• [EXERCISE DETAILS]: Swap every "bounding boxes" in the data below for "box coordinates", change nothing else, and leave the pictures out.

• [DATA FOR PROCESSING]:

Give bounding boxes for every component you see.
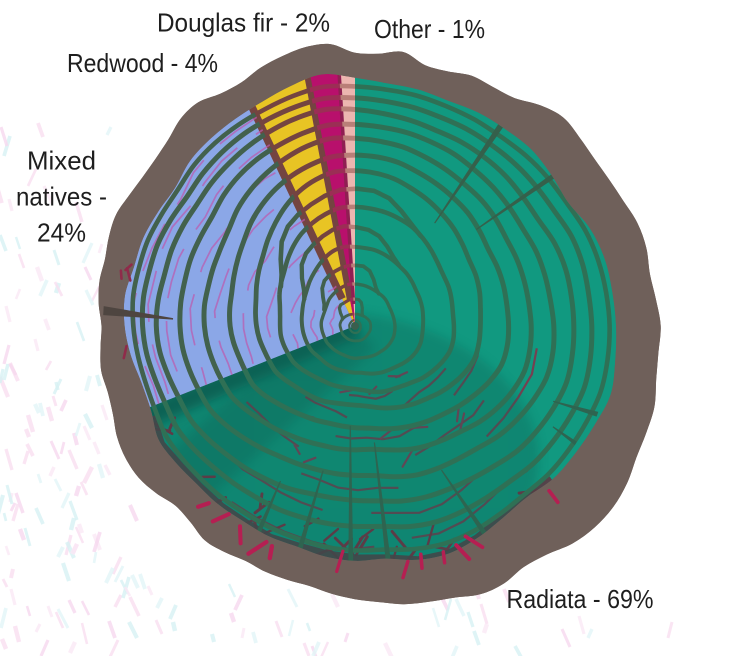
svg-text:Radiata - 69%: Radiata - 69%: [507, 584, 654, 614]
svg-text:24%: 24%: [37, 218, 86, 248]
svg-text:Redwood - 4%: Redwood - 4%: [67, 48, 218, 78]
svg-text:natives -: natives -: [16, 182, 107, 212]
svg-text:Douglas fir - 2%: Douglas fir - 2%: [157, 8, 330, 38]
svg-text:Mixed: Mixed: [27, 146, 96, 176]
svg-text:Other - 1%: Other - 1%: [374, 14, 485, 44]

• [TASK SOLUTION]:
Give box coordinates for every component you see.
svg-text:Radiata - 69%: Radiata - 69%: [507, 584, 654, 614]
svg-text:24%: 24%: [37, 218, 86, 248]
svg-text:Redwood - 4%: Redwood - 4%: [67, 48, 218, 78]
svg-text:natives -: natives -: [16, 182, 107, 212]
svg-text:Douglas fir - 2%: Douglas fir - 2%: [157, 8, 330, 38]
svg-text:Mixed: Mixed: [27, 146, 96, 176]
svg-text:Other - 1%: Other - 1%: [374, 14, 485, 44]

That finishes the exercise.